-- BEGIN Records shown --

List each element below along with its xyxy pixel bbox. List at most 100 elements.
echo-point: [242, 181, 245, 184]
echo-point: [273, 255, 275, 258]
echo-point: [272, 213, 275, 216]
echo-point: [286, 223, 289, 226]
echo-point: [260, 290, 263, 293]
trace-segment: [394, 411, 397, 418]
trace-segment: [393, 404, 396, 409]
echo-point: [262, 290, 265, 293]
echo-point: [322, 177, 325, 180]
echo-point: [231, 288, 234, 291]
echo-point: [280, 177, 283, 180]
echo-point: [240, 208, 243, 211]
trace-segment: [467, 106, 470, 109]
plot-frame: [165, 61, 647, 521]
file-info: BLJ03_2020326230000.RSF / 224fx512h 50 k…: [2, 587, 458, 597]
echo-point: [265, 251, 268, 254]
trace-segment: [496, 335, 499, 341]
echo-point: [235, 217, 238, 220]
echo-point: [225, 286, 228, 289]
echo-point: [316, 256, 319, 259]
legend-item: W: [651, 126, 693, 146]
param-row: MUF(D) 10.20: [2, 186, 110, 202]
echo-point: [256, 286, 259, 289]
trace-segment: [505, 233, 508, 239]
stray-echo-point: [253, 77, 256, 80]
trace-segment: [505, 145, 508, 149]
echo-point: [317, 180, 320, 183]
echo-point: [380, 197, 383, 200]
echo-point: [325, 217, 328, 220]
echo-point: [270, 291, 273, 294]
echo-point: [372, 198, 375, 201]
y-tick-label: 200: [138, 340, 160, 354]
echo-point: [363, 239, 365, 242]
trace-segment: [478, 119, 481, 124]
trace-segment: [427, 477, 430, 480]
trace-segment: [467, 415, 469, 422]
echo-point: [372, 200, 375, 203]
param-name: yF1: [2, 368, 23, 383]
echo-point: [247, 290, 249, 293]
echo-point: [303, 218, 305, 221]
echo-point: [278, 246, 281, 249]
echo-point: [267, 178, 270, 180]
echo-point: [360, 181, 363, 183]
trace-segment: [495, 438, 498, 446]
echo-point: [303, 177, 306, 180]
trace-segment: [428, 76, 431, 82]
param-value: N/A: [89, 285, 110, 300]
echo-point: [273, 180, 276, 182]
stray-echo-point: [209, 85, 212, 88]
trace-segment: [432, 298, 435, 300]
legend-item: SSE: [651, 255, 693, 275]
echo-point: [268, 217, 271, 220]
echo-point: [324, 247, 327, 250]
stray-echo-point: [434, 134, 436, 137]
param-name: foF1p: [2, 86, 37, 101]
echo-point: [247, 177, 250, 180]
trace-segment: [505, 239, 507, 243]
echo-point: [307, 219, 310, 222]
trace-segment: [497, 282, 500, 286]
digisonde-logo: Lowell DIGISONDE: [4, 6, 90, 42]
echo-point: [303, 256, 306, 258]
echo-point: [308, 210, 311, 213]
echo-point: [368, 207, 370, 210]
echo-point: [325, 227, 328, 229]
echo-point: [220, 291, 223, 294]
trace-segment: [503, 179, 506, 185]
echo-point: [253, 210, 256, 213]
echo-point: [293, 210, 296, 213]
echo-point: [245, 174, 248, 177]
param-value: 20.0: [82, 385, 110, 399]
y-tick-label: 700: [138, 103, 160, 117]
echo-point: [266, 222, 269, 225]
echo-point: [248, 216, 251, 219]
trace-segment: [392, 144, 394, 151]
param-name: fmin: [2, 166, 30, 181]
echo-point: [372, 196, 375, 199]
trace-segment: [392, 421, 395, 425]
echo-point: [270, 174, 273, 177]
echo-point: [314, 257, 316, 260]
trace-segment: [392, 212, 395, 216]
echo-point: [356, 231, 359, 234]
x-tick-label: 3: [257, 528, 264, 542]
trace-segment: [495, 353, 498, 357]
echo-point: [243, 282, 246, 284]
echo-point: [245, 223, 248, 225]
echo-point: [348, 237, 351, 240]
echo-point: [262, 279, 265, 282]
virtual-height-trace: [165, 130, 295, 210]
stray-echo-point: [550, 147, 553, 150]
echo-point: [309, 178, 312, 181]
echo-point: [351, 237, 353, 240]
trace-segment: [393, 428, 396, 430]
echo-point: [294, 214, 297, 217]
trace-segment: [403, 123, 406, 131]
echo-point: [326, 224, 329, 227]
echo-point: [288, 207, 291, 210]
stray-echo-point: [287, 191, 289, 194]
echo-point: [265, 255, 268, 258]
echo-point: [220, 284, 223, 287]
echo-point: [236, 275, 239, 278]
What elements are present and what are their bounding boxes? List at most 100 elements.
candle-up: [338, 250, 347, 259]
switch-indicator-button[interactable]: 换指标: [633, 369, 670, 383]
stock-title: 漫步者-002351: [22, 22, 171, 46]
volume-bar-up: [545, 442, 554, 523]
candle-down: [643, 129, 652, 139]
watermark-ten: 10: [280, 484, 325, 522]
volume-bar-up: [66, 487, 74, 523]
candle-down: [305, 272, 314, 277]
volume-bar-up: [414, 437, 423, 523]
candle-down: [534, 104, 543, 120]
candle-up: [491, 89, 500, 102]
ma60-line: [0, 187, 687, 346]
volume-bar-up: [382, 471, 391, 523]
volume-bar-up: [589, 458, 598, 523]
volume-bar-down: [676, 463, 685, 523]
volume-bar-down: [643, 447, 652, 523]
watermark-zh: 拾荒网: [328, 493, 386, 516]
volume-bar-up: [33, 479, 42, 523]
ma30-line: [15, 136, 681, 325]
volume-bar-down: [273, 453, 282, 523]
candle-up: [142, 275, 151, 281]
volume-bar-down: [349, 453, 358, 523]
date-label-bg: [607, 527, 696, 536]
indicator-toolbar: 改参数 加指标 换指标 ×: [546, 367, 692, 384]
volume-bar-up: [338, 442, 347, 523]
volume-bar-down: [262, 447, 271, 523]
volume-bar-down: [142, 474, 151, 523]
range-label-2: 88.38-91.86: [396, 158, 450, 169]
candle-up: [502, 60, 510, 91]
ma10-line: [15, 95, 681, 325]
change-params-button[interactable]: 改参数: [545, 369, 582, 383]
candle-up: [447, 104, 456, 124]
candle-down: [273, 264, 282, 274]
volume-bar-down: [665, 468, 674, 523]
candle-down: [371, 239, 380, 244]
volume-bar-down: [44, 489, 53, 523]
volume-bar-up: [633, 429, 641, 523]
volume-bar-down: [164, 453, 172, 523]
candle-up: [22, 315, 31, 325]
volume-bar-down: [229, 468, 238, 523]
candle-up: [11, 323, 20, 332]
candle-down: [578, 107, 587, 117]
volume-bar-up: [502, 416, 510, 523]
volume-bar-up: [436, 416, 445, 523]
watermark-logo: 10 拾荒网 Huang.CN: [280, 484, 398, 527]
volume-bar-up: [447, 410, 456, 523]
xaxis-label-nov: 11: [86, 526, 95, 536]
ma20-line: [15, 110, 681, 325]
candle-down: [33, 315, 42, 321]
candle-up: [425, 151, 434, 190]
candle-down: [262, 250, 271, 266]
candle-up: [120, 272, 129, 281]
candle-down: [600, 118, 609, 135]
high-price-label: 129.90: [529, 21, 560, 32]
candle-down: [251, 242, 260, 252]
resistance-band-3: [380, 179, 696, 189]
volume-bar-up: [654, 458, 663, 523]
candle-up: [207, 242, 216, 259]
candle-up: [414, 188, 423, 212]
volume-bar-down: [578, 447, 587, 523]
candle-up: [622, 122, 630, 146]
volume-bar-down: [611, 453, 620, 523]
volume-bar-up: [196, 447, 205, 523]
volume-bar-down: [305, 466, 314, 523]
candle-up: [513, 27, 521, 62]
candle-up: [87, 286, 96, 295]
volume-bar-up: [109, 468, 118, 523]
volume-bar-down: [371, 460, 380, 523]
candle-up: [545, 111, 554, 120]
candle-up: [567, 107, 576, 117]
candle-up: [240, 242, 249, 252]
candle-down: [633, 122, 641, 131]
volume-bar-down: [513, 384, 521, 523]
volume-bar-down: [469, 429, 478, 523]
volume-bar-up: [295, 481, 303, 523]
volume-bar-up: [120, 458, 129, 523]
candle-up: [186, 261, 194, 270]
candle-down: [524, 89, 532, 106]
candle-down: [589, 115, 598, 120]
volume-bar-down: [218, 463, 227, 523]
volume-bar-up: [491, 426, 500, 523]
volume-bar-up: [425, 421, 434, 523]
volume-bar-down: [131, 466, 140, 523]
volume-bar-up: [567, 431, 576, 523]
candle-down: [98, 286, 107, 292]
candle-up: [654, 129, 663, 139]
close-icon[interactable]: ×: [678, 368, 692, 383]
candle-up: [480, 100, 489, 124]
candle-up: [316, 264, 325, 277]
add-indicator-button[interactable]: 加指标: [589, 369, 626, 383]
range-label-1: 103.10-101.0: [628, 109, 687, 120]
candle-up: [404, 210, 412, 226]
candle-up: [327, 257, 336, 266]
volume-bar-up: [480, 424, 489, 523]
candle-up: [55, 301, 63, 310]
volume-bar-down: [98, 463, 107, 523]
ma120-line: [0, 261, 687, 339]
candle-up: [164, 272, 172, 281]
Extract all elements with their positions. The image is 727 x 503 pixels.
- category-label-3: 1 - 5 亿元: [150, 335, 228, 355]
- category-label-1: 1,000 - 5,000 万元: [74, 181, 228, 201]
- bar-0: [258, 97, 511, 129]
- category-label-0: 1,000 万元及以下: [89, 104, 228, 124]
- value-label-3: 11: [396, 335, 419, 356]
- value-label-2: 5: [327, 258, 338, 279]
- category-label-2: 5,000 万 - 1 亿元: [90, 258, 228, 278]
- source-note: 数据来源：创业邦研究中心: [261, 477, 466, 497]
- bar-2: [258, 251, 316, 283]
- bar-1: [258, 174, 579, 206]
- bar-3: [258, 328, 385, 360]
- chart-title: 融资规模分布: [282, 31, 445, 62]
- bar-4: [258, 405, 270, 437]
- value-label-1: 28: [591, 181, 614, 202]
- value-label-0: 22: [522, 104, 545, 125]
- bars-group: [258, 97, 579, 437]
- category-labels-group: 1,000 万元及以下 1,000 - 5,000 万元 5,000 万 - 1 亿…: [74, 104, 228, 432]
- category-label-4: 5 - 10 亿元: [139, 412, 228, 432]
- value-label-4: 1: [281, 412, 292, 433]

-- END Records shown --

Turn the lines of the records above into a numbered list with blank lines left out, beginning at the first line of the records and stopping after the line that contains "stray-echo-point: [253, 77, 256, 80]".

1. List each element below along with its xyxy pixel bbox. List at most 100 elements.
2. echo-point: [242, 181, 245, 184]
3. echo-point: [273, 255, 275, 258]
4. echo-point: [272, 213, 275, 216]
5. echo-point: [286, 223, 289, 226]
6. echo-point: [260, 290, 263, 293]
7. trace-segment: [394, 411, 397, 418]
8. trace-segment: [393, 404, 396, 409]
9. echo-point: [262, 290, 265, 293]
10. echo-point: [322, 177, 325, 180]
11. echo-point: [231, 288, 234, 291]
12. echo-point: [280, 177, 283, 180]
13. echo-point: [240, 208, 243, 211]
14. trace-segment: [467, 106, 470, 109]
15. plot-frame: [165, 61, 647, 521]
16. file-info: BLJ03_2020326230000.RSF / 224fx512h 50 k…: [2, 587, 458, 597]
17. echo-point: [265, 251, 268, 254]
18. trace-segment: [496, 335, 499, 341]
19. echo-point: [235, 217, 238, 220]
20. echo-point: [225, 286, 228, 289]
21. echo-point: [316, 256, 319, 259]
22. legend-item: W: [651, 126, 693, 146]
23. param-row: MUF(D) 10.20: [2, 186, 110, 202]
24. echo-point: [256, 286, 259, 289]
25. trace-segment: [505, 233, 508, 239]
26. stray-echo-point: [253, 77, 256, 80]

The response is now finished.